Work to be completed:
From the listing below, copy every line with the word "this".

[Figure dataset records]
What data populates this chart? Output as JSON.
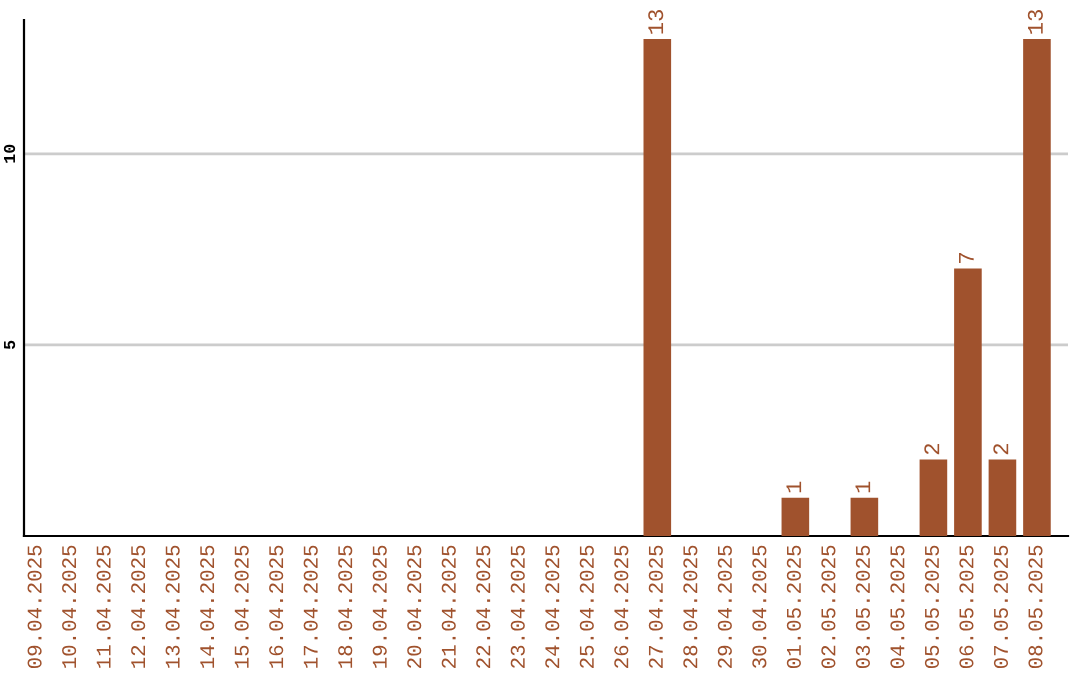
{
  "chart_data": {
    "type": "bar",
    "categories": [
      "09.04.2025",
      "10.04.2025",
      "11.04.2025",
      "12.04.2025",
      "13.04.2025",
      "14.04.2025",
      "15.04.2025",
      "16.04.2025",
      "17.04.2025",
      "18.04.2025",
      "19.04.2025",
      "20.04.2025",
      "21.04.2025",
      "22.04.2025",
      "23.04.2025",
      "24.04.2025",
      "25.04.2025",
      "26.04.2025",
      "27.04.2025",
      "28.04.2025",
      "29.04.2025",
      "30.04.2025",
      "01.05.2025",
      "02.05.2025",
      "03.05.2025",
      "04.05.2025",
      "05.05.2025",
      "06.05.2025",
      "07.05.2025",
      "08.05.2025"
    ],
    "values": [
      0,
      0,
      0,
      0,
      0,
      0,
      0,
      0,
      0,
      0,
      0,
      0,
      0,
      0,
      0,
      0,
      0,
      0,
      13,
      0,
      0,
      0,
      1,
      0,
      1,
      0,
      2,
      7,
      2,
      13
    ],
    "value_labels": [
      null,
      null,
      null,
      null,
      null,
      null,
      null,
      null,
      null,
      null,
      null,
      null,
      null,
      null,
      null,
      null,
      null,
      null,
      "13",
      null,
      null,
      null,
      "1",
      null,
      "1",
      null,
      "2",
      "7",
      "2",
      "13"
    ],
    "color": "#a0522d",
    "ylim": [
      0,
      13.5
    ],
    "yticks": [
      5,
      10
    ],
    "grid": "y",
    "legend": false
  }
}
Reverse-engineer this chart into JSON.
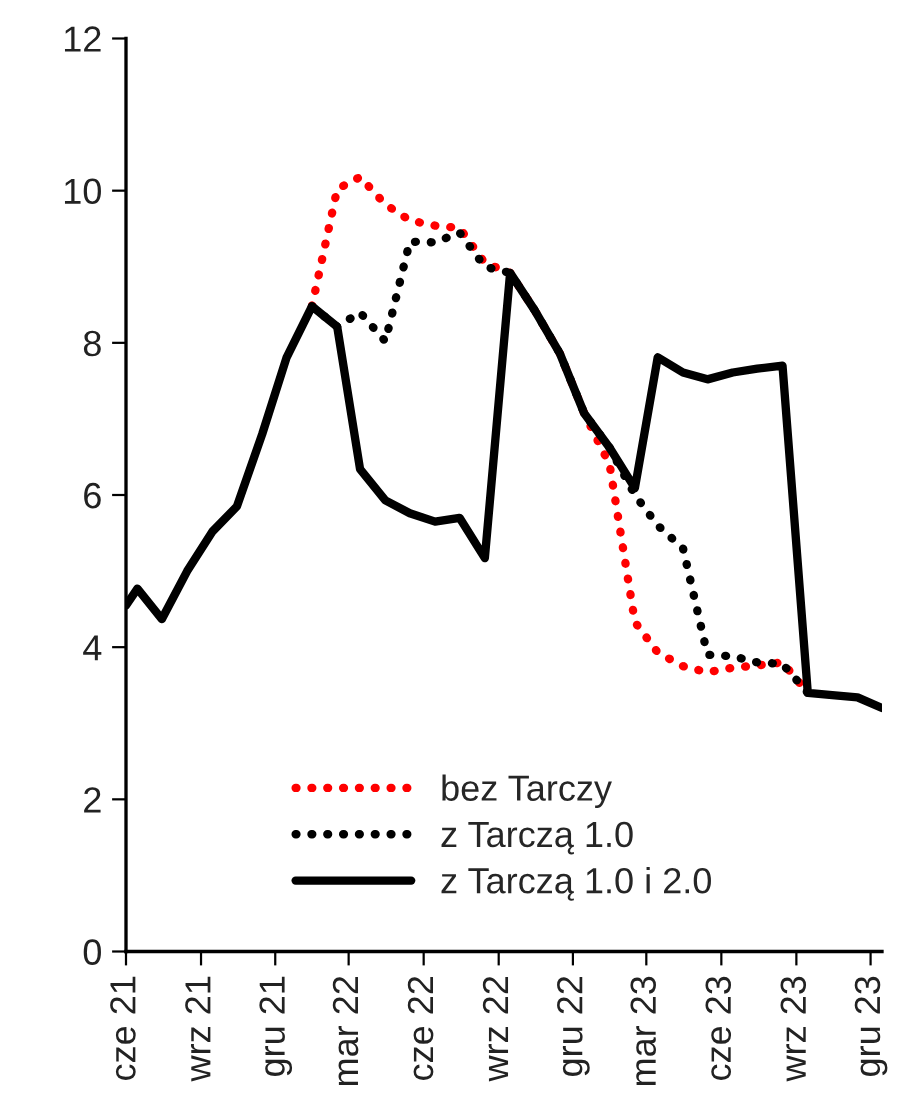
{
  "chart_data": {
    "type": "line",
    "x": [
      "2021-06-01",
      "2021-06-15",
      "2021-07-15",
      "2021-08-15",
      "2021-09-15",
      "2021-10-15",
      "2021-11-15",
      "2021-12-15",
      "2022-01-15",
      "2022-02-15",
      "2022-03-15",
      "2022-04-15",
      "2022-05-15",
      "2022-06-15",
      "2022-07-15",
      "2022-08-15",
      "2022-09-15",
      "2022-10-15",
      "2022-11-15",
      "2022-12-15",
      "2023-01-15",
      "2023-02-15",
      "2023-03-15",
      "2023-04-15",
      "2023-05-15",
      "2023-06-15",
      "2023-07-15",
      "2023-08-15",
      "2023-09-15",
      "2023-10-15",
      "2023-11-15",
      "2023-12-15"
    ],
    "series": [
      {
        "name": "bez Tarczy",
        "color": "#ff0000",
        "line_style": "dotted",
        "values": [
          null,
          null,
          null,
          null,
          null,
          null,
          null,
          null,
          8.48,
          10.02,
          10.18,
          9.82,
          9.61,
          9.54,
          9.51,
          9.05,
          8.92,
          8.43,
          7.86,
          7.07,
          6.4,
          4.33,
          3.93,
          3.75,
          3.67,
          3.73,
          3.76,
          3.8,
          3.4,
          null,
          null,
          null
        ]
      },
      {
        "name": "z Tarczą 1.0",
        "color": "#000000",
        "line_style": "dotted",
        "values": [
          null,
          null,
          null,
          null,
          null,
          null,
          null,
          null,
          8.48,
          8.21,
          8.4,
          8.02,
          9.33,
          9.32,
          9.45,
          9.0,
          8.92,
          8.43,
          7.86,
          7.07,
          6.62,
          6.0,
          5.6,
          5.3,
          3.9,
          3.88,
          3.8,
          3.78,
          3.4,
          null,
          null,
          null
        ]
      },
      {
        "name": "z Tarczą 1.0 i 2.0",
        "color": "#000000",
        "line_style": "solid",
        "values": [
          4.55,
          4.77,
          4.37,
          5.0,
          5.52,
          5.85,
          6.8,
          7.81,
          8.48,
          8.21,
          6.34,
          5.93,
          5.76,
          5.65,
          5.7,
          5.17,
          8.92,
          8.43,
          7.86,
          7.07,
          6.62,
          6.09,
          7.81,
          7.61,
          7.52,
          7.61,
          7.66,
          7.7,
          3.4,
          3.37,
          3.34,
          3.2
        ]
      }
    ],
    "xlim": [
      "2021-06-01",
      "2023-12-15"
    ],
    "xticks": [
      {
        "value": "2021-06-01",
        "label": "cze 21"
      },
      {
        "value": "2021-09-01",
        "label": "wrz 21"
      },
      {
        "value": "2021-12-01",
        "label": "gru 21"
      },
      {
        "value": "2022-03-01",
        "label": "mar 22"
      },
      {
        "value": "2022-06-01",
        "label": "cze 22"
      },
      {
        "value": "2022-09-01",
        "label": "wrz 22"
      },
      {
        "value": "2022-12-01",
        "label": "gru 22"
      },
      {
        "value": "2023-03-01",
        "label": "mar 23"
      },
      {
        "value": "2023-06-01",
        "label": "cze 23"
      },
      {
        "value": "2023-09-01",
        "label": "wrz 23"
      },
      {
        "value": "2023-12-01",
        "label": "gru 23"
      }
    ],
    "ylim": [
      0,
      12
    ],
    "yticks": [
      0,
      2,
      4,
      6,
      8,
      10,
      12
    ],
    "grid": false,
    "legend": "bottom"
  }
}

Solution to the exercise:
What data populates this chart? Output as JSON.
Reverse-engineer this chart into JSON.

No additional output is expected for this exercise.